((
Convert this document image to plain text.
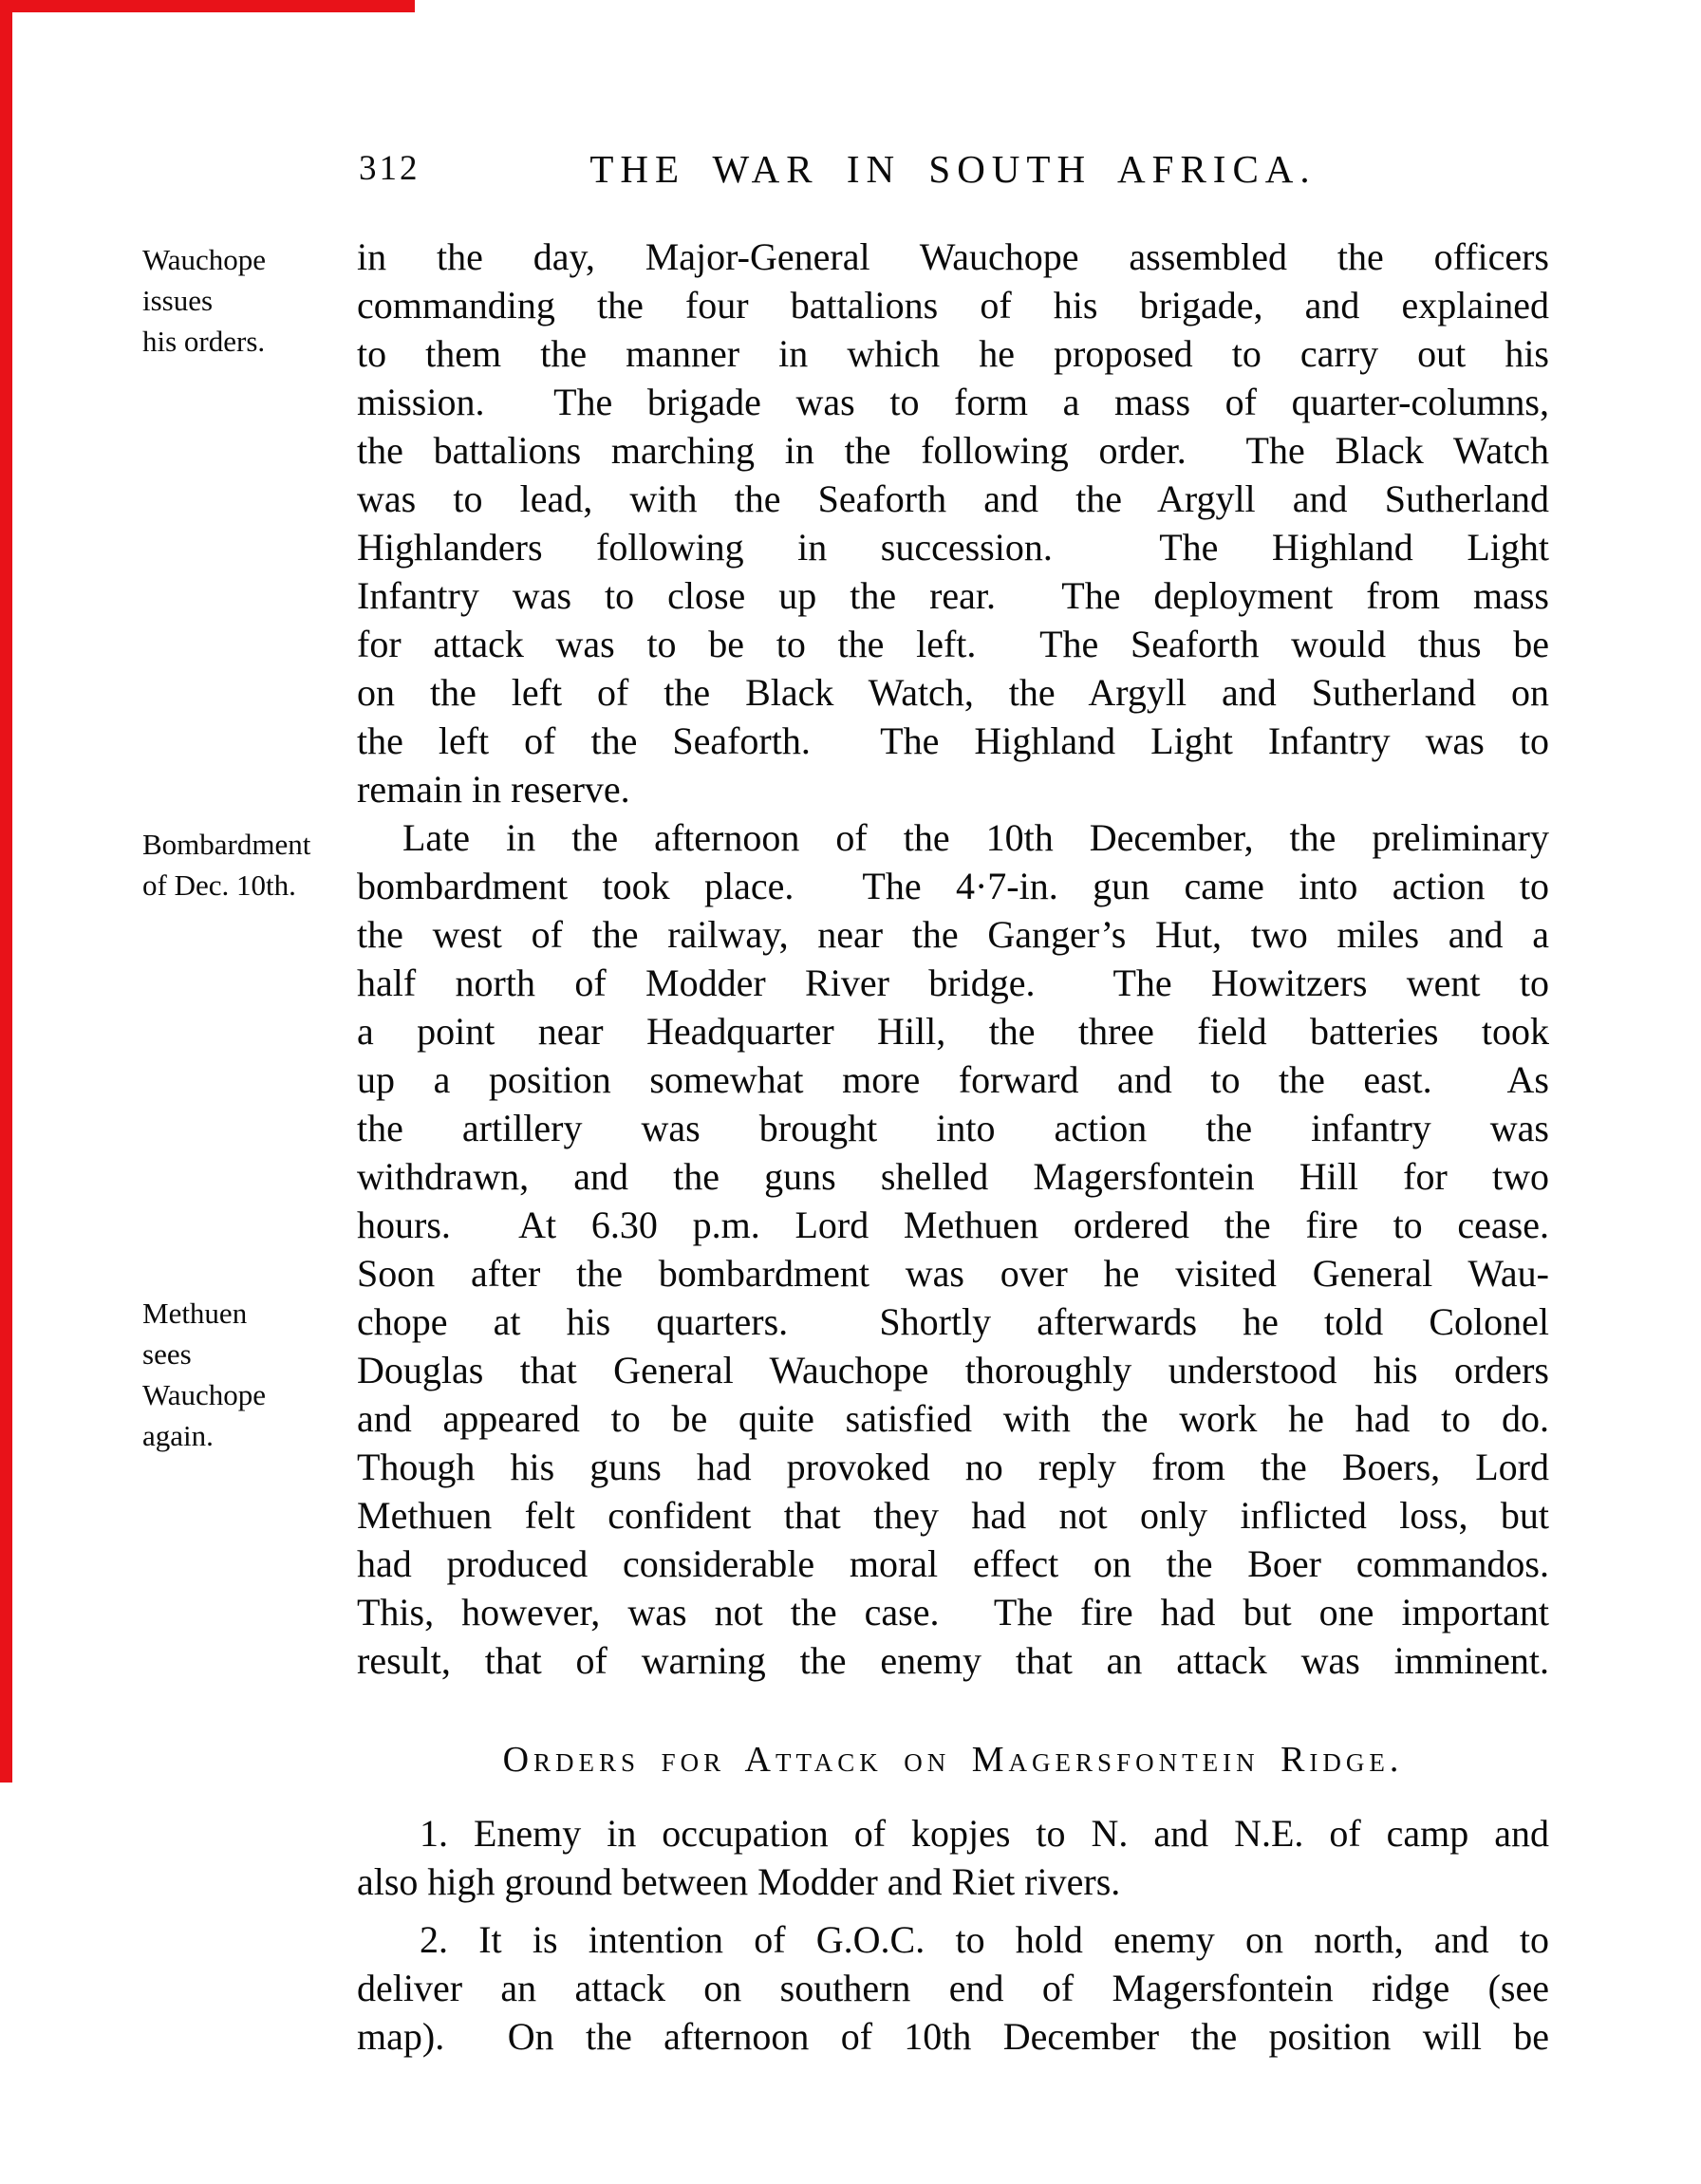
312	THE WAR IN SOUTH AFRICA.
Wauchope
issues
his orders.
Bombardment
of Dec. 10th.
Methuen
sees
Wauchope
again.
in the day, Major-General Wauchope assembled the officers
commanding the four battalions of his brigade, and explained
to them the manner in which he proposed to carry out his
mission.  The brigade was to form a mass of quarter-columns,
the battalions marching in the following order.  The Black Watch
was to lead, with the Seaforth and the Argyll and Sutherland
Highlanders following in succession.  The Highland Light
Infantry was to close up the rear.  The deployment from mass
for attack was to be to the left.  The Seaforth would thus be
on the left of the Black Watch, the Argyll and Sutherland on
the left of the Seaforth.  The Highland Light Infantry was to
remain in reserve.
Late in the afternoon of the 10th December, the preliminary
bombardment took place.  The 4·7-in. gun came into action to
the west of the railway, near the Ganger’s Hut, two miles and a
half north of Modder River bridge.  The Howitzers went to
a point near Headquarter Hill, the three field batteries took
up a position somewhat more forward and to the east.  As
the artillery was brought into action the infantry was
withdrawn, and the guns shelled Magersfontein Hill for two
hours.  At 6.30 p.m. Lord Methuen ordered the fire to cease.
Soon after the bombardment was over he visited General Wau-
chope at his quarters.  Shortly afterwards he told Colonel
Douglas that General Wauchope thoroughly understood his orders
and appeared to be quite satisfied with the work he had to do.
Though his guns had provoked no reply from the Boers, Lord
Methuen felt confident that they had not only inflicted loss, but
had produced considerable moral effect on the Boer commandos.
This, however, was not the case.  The fire had but one important
result, that of warning the enemy that an attack was imminent.
Orders for Attack on Magersfontein Ridge.
1. Enemy in occupation of kopjes to N. and N.E. of camp and
also high ground between Modder and Riet rivers.
2. It is intention of G.O.C. to hold enemy on north, and to
deliver an attack on southern end of Magersfontein ridge (see
map).  On the afternoon of 10th December the position will be
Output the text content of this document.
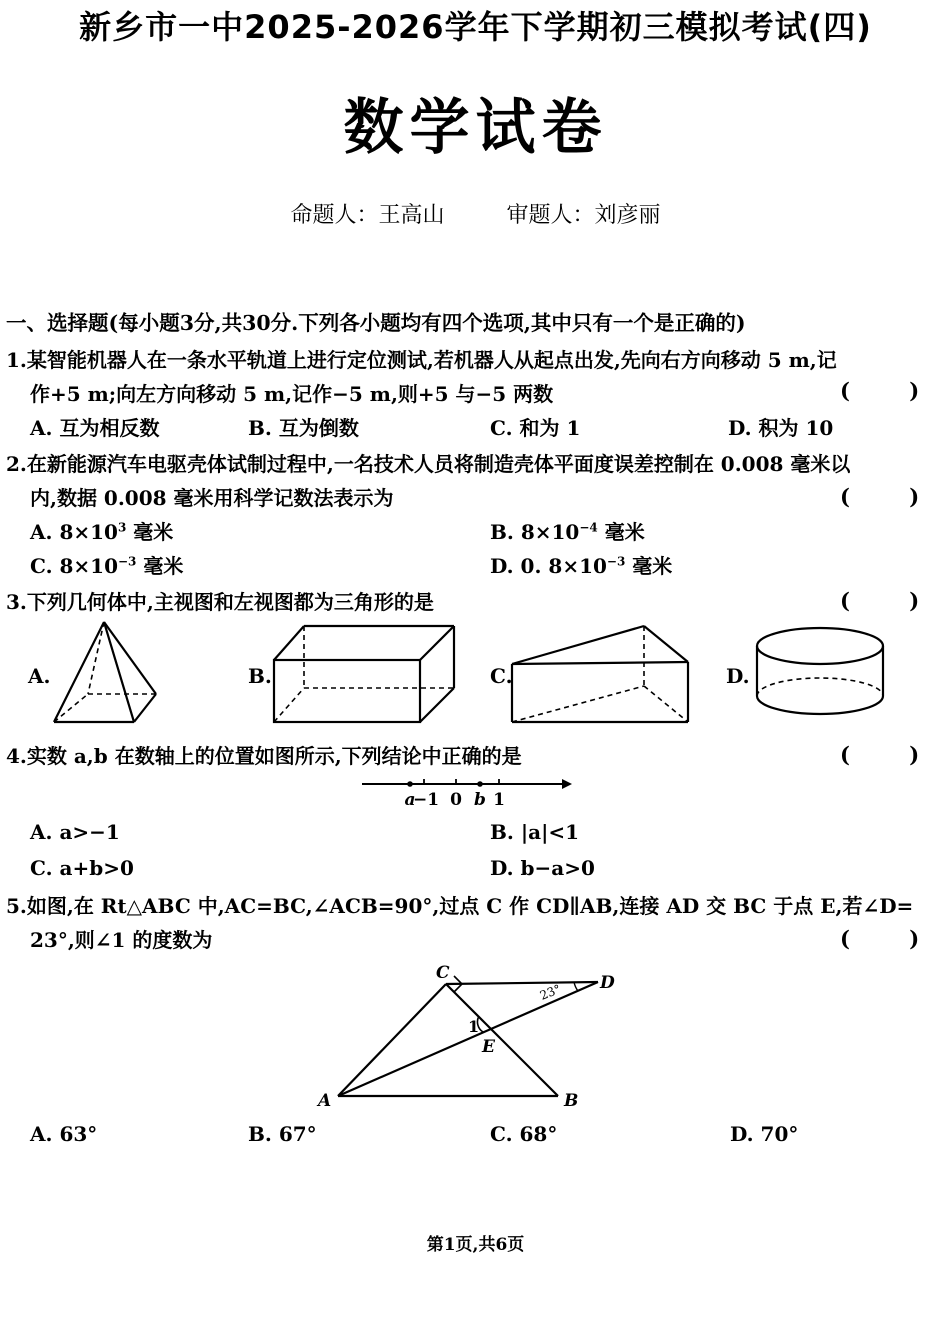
新乡市一中2025-2026学年下学期初三模拟考试(四)
数学试卷
命题人：王高山	审题人：刘彦丽
一、选择题(每小题3分,共30分.下列各小题均有四个选项,其中只有一个是正确的)
1.某智能机器人在一条水平轨道上进行定位测试,若机器人从起点出发,先向右方向移动 5 m,记
作+5 m;向左方向移动 5 m,记作−5 m,则+5 与−5 两数	( )
A. 互为相反数	B. 互为倒数	C. 和为 1	D. 积为 10
2.在新能源汽车电驱壳体试制过程中,一名技术人员将制造壳体平面度误差控制在 0.008 毫米以
内,数据 0.008 毫米用科学记数法表示为	( )
A. $8\times 10^3$ 毫米	B. $8\times 10^{-4}$ 毫米
C. $8\times 10^{-3}$ 毫米	D. 0. $8\times 10^{-3}$ 毫米
3.下列几何体中,主视图和左视图都为三角形的是	( )
A.	B.	C.	D.
4.实数 a,b 在数轴上的位置如图所示,下列结论中正确的是	( )
a
−1 0 b 1
A. a>−1	B. |a|<1
C. a+b>0	D. b−a>0
5.如图,在 Rt△ABC 中,AC=BC,∠ACB=90°,过点 C 作 CD∥AB,连接 AD 交 BC 于点 E,若∠D=
23°,则∠1 的度数为	( )
C	D
A	B
E
1
23°
A. 63°	B. 67°	C. 68°	D. 70°
第1页,共6页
))
● WHAT THIS TASK INVOLVES: Print again, word for word, every line from the line with "Output the text content of this document." to the final line of the records, inclusive; skip the pictures.

● OUTPUT OF THE TASK:
Output the text content of this document.
新乡市一中2025-2026学年下学期初三模拟考试(四)
数学试卷
命题人：王高山	审题人：刘彦丽
一、选择题(每小题3分,共30分.下列各小题均有四个选项,其中只有一个是正确的)
1.某智能机器人在一条水平轨道上进行定位测试,若机器人从起点出发,先向右方向移动 5 m,记
作+5 m;向左方向移动 5 m,记作−5 m,则+5 与−5 两数	( )
A. 互为相反数	B. 互为倒数	C. 和为 1	D. 积为 10
2.在新能源汽车电驱壳体试制过程中,一名技术人员将制造壳体平面度误差控制在 0.008 毫米以
内,数据 0.008 毫米用科学记数法表示为	( )
A. $8\times 10^3$ 毫米	B. $8\times 10^{-4}$ 毫米
C. $8\times 10^{-3}$ 毫米	D. 0. $8\times 10^{-3}$ 毫米
3.下列几何体中,主视图和左视图都为三角形的是	( )
A.	B.	C.	D.
4.实数 a,b 在数轴上的位置如图所示,下列结论中正确的是	( )
a
−1 0 b 1
A. a>−1	B. |a|<1
C. a+b>0	D. b−a>0
5.如图,在 Rt△ABC 中,AC=BC,∠ACB=90°,过点 C 作 CD∥AB,连接 AD 交 BC 于点 E,若∠D=
23°,则∠1 的度数为	( )
C	D
A	B
E
1
23°
A. 63°	B. 67°	C. 68°	D. 70°
第1页,共6页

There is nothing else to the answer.